## SHORT EXERCISE 1
Format the records as a numbered list, from their first line through the line holding "- field-cell: [710, 346, 715, 351]", both ends included, and leave out blank lines.

Auschwitz concentration camp

Auschwitz was a group of concentration camps run by Nazi Germany during World War II in a town in Poland called Oświęcim. ("Auschwitz" is the German name for "Oświęcim."). 

There were three large camps at Auschwitz, and three smaller ones. Auschwitz I was the main camp, and administrative headquarters of the camp complex.  

The ‘B’ on Auschwitz I’s “arbeit macht frei” sign was placed upside down as a symbol of resistance by the prisoners who were forced to create it. This act went undiscovered by the SS. The inverted ‘B’ is now a reminder to, “never remain indifferent. Indifference kills.”

Auschwitz II (Birkenau) was a concentration and extermination camp with gas chambers; It was the largest death camp run by Nazi Germany during The Holocaust

The gatehouse of Auschwitz II. By pzk net, Wikipedia

Auschwitz III (Monowitz) and the subcamps were forced labor camps where prisoners worked as slaves. These camps were established because there were too many Polish prisoners and not enough room in "local" prisons to hold them in. 

Deutsche Bank helped financed the construction of Auschwitz, the IG Farben chemical plant that supplied gas to concentration camps, and profited off stolen gold and property from Holocaust victims. 

The systematic deportation of Jews to the Auschwitz concentration camp began on March 26, 1942, with a transport of 997 women and girls from Poprad, Slovakia.

In Auschwitz, there were "tooth-pulling kommandos", whose only job was to pry open the mouths of the gassed victims, and remove "all gold teeth, as well as any gold bridgework and fillings", then the teeth were sent to be melted down and sold as gold bullion.

A group of prisoners at Auschwitz succeeded in blowing up one of the crematoriums using gunpowder smuggled one teaspoon at a time from the nearby munitions factory where some prisoners were forced to work.

A Sonderkommando in Auschwitz-II successfully took four pictures of the death camp in action that were smuggled out of the camp by the Polish resistance in a toothpaste tube. They showed cremation of corpses in a fire pit from the chamber and naked women before they enter the chamber..

Roll call in front of the kitchen building, Auschwitz II

Witold Pilecki was a member of Polish resistance who volunteered to be imprisoned in the Auschwitz death camp to gather intelligence in 1940. He later escaped and was the author of Witold's Report, the first comprehensive Allied intelligence report on Auschwitz and the Holocaust.

Dr Gisella Perl was an inmate and female doctor at Auschwitz. She was instructed to tell Joseph Mengele of any pregnant women, so that he could experiment on them. Instead, she tried to save as many lives as possible by terminating pregnancies, and doing late stage births, without any drugs.

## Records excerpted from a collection
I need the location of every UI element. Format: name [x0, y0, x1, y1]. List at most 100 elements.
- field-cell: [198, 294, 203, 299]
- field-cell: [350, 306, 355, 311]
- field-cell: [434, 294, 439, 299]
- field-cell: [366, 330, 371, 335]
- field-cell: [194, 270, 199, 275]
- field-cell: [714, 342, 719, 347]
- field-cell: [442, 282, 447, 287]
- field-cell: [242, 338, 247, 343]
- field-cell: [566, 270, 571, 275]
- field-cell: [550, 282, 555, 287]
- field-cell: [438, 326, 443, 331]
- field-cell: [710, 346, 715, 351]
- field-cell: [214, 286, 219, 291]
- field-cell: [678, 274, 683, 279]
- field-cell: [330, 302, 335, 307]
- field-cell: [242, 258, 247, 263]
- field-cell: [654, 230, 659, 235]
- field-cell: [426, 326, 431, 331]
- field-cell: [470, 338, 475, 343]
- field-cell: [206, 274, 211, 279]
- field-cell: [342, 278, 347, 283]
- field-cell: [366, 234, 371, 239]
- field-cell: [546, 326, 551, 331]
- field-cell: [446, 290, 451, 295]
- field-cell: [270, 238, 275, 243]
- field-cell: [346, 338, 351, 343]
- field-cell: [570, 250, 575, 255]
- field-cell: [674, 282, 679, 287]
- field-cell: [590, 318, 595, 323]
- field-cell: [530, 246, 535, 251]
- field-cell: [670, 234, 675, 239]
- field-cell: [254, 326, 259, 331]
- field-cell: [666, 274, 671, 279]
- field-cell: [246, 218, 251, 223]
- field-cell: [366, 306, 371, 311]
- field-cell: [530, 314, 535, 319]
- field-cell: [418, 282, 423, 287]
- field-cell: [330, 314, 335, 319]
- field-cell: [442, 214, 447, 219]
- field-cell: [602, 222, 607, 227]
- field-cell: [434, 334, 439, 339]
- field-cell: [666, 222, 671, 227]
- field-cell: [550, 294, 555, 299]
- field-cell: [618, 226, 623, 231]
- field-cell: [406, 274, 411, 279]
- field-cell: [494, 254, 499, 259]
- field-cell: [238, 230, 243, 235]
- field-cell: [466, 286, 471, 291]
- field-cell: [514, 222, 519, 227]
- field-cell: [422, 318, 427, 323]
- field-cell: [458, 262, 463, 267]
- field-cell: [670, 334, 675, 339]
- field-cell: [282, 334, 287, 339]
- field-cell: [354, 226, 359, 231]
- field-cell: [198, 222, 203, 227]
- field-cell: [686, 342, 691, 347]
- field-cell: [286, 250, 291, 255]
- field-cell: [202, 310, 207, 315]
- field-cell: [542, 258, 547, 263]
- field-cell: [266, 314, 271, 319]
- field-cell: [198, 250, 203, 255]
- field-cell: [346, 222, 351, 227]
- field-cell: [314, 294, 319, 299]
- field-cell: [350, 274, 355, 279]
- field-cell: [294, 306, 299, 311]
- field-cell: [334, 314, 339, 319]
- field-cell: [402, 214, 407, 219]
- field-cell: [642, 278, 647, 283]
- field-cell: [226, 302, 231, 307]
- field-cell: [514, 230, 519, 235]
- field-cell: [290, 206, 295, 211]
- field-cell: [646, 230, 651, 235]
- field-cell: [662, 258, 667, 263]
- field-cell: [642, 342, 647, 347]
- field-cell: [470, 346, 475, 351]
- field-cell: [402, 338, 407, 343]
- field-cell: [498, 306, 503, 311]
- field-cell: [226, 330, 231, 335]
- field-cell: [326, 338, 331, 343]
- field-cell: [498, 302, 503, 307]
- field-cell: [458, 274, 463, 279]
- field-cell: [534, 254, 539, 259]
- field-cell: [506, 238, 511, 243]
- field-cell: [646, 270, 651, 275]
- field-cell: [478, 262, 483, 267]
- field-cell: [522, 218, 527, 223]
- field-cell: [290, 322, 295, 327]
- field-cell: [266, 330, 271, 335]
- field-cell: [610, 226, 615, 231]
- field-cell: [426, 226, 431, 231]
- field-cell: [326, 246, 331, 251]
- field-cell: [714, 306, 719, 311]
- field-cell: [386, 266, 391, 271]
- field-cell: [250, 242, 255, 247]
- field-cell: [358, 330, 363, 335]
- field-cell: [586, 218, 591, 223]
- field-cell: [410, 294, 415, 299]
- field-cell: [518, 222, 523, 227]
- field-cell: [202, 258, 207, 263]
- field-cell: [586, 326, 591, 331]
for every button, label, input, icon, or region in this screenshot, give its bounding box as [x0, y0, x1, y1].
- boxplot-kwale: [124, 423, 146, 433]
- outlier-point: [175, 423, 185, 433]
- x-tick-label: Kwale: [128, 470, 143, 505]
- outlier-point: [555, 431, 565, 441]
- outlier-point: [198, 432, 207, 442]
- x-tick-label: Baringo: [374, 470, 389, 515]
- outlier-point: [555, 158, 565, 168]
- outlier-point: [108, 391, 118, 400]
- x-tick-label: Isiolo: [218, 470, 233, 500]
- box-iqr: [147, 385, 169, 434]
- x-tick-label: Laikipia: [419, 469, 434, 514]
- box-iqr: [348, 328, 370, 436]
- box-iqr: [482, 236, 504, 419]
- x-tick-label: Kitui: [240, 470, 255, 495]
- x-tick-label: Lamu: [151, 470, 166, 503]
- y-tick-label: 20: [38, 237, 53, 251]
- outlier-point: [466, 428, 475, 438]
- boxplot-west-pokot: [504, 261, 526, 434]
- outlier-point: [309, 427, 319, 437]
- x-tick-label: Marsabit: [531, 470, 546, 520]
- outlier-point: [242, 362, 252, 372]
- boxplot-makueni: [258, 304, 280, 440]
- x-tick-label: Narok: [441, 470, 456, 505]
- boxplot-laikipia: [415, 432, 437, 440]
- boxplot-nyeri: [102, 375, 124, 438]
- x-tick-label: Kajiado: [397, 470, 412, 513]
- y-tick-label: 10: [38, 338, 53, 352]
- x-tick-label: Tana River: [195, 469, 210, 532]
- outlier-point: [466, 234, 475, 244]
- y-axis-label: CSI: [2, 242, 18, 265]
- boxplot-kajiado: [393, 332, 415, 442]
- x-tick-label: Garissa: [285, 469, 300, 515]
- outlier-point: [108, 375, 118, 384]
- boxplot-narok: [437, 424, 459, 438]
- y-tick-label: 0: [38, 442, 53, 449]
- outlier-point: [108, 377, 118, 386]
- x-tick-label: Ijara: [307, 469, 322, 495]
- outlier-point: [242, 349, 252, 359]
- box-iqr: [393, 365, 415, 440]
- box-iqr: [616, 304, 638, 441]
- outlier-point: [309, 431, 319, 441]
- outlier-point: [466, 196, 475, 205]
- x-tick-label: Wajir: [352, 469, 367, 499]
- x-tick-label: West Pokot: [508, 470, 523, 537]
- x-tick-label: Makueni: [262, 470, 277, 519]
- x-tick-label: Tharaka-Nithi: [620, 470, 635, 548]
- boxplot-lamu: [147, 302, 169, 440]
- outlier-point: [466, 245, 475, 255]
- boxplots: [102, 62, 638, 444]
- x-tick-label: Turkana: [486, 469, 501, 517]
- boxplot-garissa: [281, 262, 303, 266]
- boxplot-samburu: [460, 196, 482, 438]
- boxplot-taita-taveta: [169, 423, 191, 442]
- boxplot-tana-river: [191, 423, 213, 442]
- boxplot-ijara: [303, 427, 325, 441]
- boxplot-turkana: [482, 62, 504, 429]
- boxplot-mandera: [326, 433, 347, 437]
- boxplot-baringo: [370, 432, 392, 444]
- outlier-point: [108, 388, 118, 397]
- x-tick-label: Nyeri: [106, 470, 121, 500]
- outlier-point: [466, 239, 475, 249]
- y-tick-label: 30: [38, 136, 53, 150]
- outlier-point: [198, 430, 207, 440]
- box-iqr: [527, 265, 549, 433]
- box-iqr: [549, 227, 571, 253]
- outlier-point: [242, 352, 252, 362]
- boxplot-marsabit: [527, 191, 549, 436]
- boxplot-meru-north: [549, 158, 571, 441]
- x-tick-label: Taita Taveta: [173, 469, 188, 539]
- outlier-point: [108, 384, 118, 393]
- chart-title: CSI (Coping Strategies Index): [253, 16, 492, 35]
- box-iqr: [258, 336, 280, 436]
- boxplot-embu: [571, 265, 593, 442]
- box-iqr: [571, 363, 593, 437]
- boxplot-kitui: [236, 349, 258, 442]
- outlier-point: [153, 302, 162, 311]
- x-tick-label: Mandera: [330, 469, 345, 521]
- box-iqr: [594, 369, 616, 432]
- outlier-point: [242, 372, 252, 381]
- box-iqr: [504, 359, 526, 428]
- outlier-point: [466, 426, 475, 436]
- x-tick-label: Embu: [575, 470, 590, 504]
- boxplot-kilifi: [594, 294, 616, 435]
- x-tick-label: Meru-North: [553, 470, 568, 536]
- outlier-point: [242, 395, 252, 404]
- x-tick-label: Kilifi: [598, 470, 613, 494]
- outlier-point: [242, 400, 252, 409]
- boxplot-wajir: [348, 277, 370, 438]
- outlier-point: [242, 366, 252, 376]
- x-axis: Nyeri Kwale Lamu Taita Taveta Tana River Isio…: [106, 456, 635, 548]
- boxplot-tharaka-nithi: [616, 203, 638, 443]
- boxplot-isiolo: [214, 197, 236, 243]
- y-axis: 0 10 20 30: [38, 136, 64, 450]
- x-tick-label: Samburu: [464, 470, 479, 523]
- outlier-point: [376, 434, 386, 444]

## SHORT EXERCISE 2
Resume the passage about the Auschwitz concentration camp after its final sentence.

## FINAL RESULT 1
1. I need the location of every UI element. Format: name [x0, y0, x1, y1]. List at most 100 elements.
2. - field-cell: [198, 294, 203, 299]
3. - field-cell: [350, 306, 355, 311]
4. - field-cell: [434, 294, 439, 299]
5. - field-cell: [366, 330, 371, 335]
6. - field-cell: [194, 270, 199, 275]
7. - field-cell: [714, 342, 719, 347]
8. - field-cell: [442, 282, 447, 287]
9. - field-cell: [242, 338, 247, 343]
10. - field-cell: [566, 270, 571, 275]
11. - field-cell: [550, 282, 555, 287]
12. - field-cell: [438, 326, 443, 331]
13. - field-cell: [710, 346, 715, 351]

## FINAL RESULT 2
Eva Umlauf was a Jew who arrived in Auschwitz at the age of two in 1944. Despite her young age, she was tattooed with her camp number: A26959. Getting it was so painful, that she passed out. Her mother was a digit lower. Eva thinks she was the youngest child to have been tattooed who survived.

Rutka Laskier, a Jewish girl from Poland who died in Auschwitz at the age of 14, wrote a diary describing her experiences under Nazi occupation. Her diary was published in 2006 and she has become known as the "Polish Anne Frank."

Records indicate at least 700 children were born in the Auschwitz-Birkenau concentration camp.

When the Soviet Army liberated Auschwitz, they found some 370,000 men's suits, 837,000 women's garments, and 7.7 tons of human hair.

The Nazis ordered two Auschwitz prisoners to destroy thousands of inmate mugshot photographs as the camp was evacuated in 1945. The inmates recognized the importance of that evidence and sabotaged the furnace thus saving 38,916 photos.

More people died in Auschwitz than the British and American losses of World War II combined.

The trial of Auschwitz staff acquitted only one man – SS member Hans Münch, known as The Good Man of Auschwitz because he refused to assist in the atrocities. Former prisoners testified on his behalf, as he refused to participate in inmate selection, his experiments were elaborate farces intended to protect inmates and he appealed for better rations. Münch later spoke out against Holocaust denial.

Oskar Gröning was a German soldier who worked at Auschwitz but was able to hide it for 40 years. However, he decided to publish his story after meeting a Holocaust denier, even though he was incriminating himself by doing so.

In 2015 93 year-old Oskar Groning was found guilty of 300,000 counts of accessory to murder for his involvement in Auschwitz and sentenced to four years of prison.

The grandson of the commandant of Auschwitz, who has denounced the Nazis, wears a Star of David at all times and was informally adopted as the "grandson" of a woman who survived Auschwitz and Mengele's experiments.